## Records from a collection
============================================================

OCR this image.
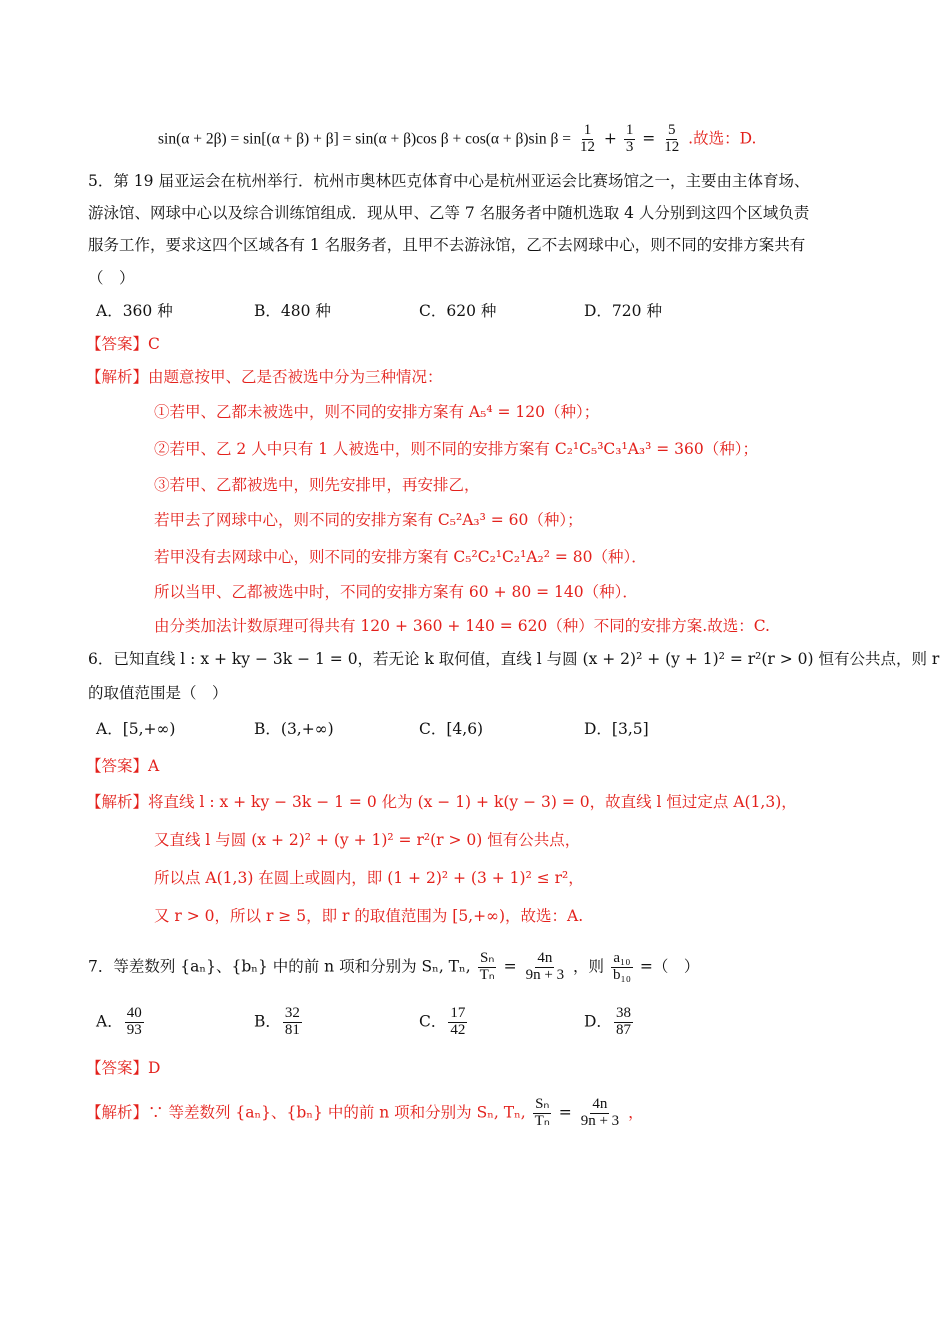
sin(α + 2β) = sin[(α + β) + β] = sin(α + β)cos β + cos(α + β)sin $\beta = \frac{1}{12} + \frac{1}{3} = \frac{5}{12}$ .故选：D.
5．第 19 届亚运会在杭州举行．杭州市奥林匹克体育中心是杭州亚运会比赛场馆之一，主要由主体育场、
游泳馆、网球中心以及综合训练馆组成．现从甲、乙等 7 名服务者中随机选取 4 人分别到这四个区域负责
服务工作，要求这四个区域各有 1 名服务者，且甲不去游泳馆，乙不去网球中心，则不同的安排方案共有
（　）
A．360 种	B．480 种	C．620 种	D．720 种
【答案】C
【解析】由题意按甲、乙是否被选中分为三种情况：
①若甲、乙都未被选中，则不同的安排方案有 A₅⁴ = 120（种）；
②若甲、乙 2 人中只有 1 人被选中，则不同的安排方案有 C₂¹C₅³C₃¹A₃³ = 360（种）；
③若甲、乙都被选中，则先安排甲，再安排乙，
若甲去了网球中心，则不同的安排方案有 C₅²A₃³ = 60（种）；
若甲没有去网球中心，则不同的安排方案有 C₅²C₂¹C₂¹A₂² = 80（种）．
所以当甲、乙都被选中时，不同的安排方案有 60 + 80 = 140（种）．
由分类加法计数原理可得共有 120 + 360 + 140 = 620（种）不同的安排方案.故选：C.
6．已知直线 l : x + ky − 3k − 1 = 0，若无论 k 取何值，直线 l 与圆 (x + 2)² + (y + 1)² = r²(r > 0) 恒有公共点，则 r
的取值范围是（　）
A．[5,+∞)	B．(3,+∞)	C．[4,6)	D．[3,5]
【答案】A
【解析】将直线 l : x + ky − 3k − 1 = 0 化为 (x − 1) + k(y − 3) = 0，故直线 l 恒过定点 A(1,3)，
又直线 l 与圆 (x + 2)² + (y + 1)² = r²(r > 0) 恒有公共点，
所以点 A(1,3) 在圆上或圆内，即 (1 + 2)² + (3 + 1)² ≤ r²，
又 r > 0，所以 r ≥ 5，即 r 的取值范围为 [5,+∞)，故选：A.
7．等差数列 {aₙ}、{bₙ} 中的前 n 项和分别为 Sₙ, Tₙ, $\frac{\text{Sₙ}}{\text{Tₙ}} = \frac{4n}{9n + 3}$ ，则 $\frac{\text{a₁₀}}{\text{b₁₀}}$ =（　）
A． $\frac{40}{93}$	B． $\frac{32}{81}$	C． $\frac{17}{42}$	D． $\frac{38}{87}$
【答案】D
【解析】∵ 等差数列 {aₙ}、{bₙ} 中的前 n 项和分别为 Sₙ, Tₙ, $\frac{\text{Sₙ}}{\text{Tₙ}} = \frac{4n}{9n + 3}$ ，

============================================================

Repeat the data exactly, excluding the pictures.

OCR this image.
sin(α + 2β) = sin[(α + β) + β] = sin(α + β)cos β + cos(α + β)sin $\beta = \frac{1}{12} + \frac{1}{3} = \frac{5}{12}$ .故选：D.
5．第 19 届亚运会在杭州举行．杭州市奥林匹克体育中心是杭州亚运会比赛场馆之一，主要由主体育场、
游泳馆、网球中心以及综合训练馆组成．现从甲、乙等 7 名服务者中随机选取 4 人分别到这四个区域负责
服务工作，要求这四个区域各有 1 名服务者，且甲不去游泳馆，乙不去网球中心，则不同的安排方案共有
（　）
A．360 种	B．480 种	C．620 种	D．720 种
【答案】C
【解析】由题意按甲、乙是否被选中分为三种情况：
①若甲、乙都未被选中，则不同的安排方案有 A₅⁴ = 120（种）；
②若甲、乙 2 人中只有 1 人被选中，则不同的安排方案有 C₂¹C₅³C₃¹A₃³ = 360（种）；
③若甲、乙都被选中，则先安排甲，再安排乙，
若甲去了网球中心，则不同的安排方案有 C₅²A₃³ = 60（种）；
若甲没有去网球中心，则不同的安排方案有 C₅²C₂¹C₂¹A₂² = 80（种）．
所以当甲、乙都被选中时，不同的安排方案有 60 + 80 = 140（种）．
由分类加法计数原理可得共有 120 + 360 + 140 = 620（种）不同的安排方案.故选：C.
6．已知直线 l : x + ky − 3k − 1 = 0，若无论 k 取何值，直线 l 与圆 (x + 2)² + (y + 1)² = r²(r > 0) 恒有公共点，则 r
的取值范围是（　）
A．[5,+∞)	B．(3,+∞)	C．[4,6)	D．[3,5]
【答案】A
【解析】将直线 l : x + ky − 3k − 1 = 0 化为 (x − 1) + k(y − 3) = 0，故直线 l 恒过定点 A(1,3)，
又直线 l 与圆 (x + 2)² + (y + 1)² = r²(r > 0) 恒有公共点，
所以点 A(1,3) 在圆上或圆内，即 (1 + 2)² + (3 + 1)² ≤ r²，
又 r > 0，所以 r ≥ 5，即 r 的取值范围为 [5,+∞)，故选：A.
7．等差数列 {aₙ}、{bₙ} 中的前 n 项和分别为 Sₙ, Tₙ, $\frac{\text{Sₙ}}{\text{Tₙ}} = \frac{4n}{9n + 3}$ ，则 $\frac{\text{a₁₀}}{\text{b₁₀}}$ =（　）
A． $\frac{40}{93}$	B． $\frac{32}{81}$	C． $\frac{17}{42}$	D． $\frac{38}{87}$
【答案】D
【解析】∵ 等差数列 {aₙ}、{bₙ} 中的前 n 项和分别为 Sₙ, Tₙ, $\frac{\text{Sₙ}}{\text{Tₙ}} = \frac{4n}{9n + 3}$ ，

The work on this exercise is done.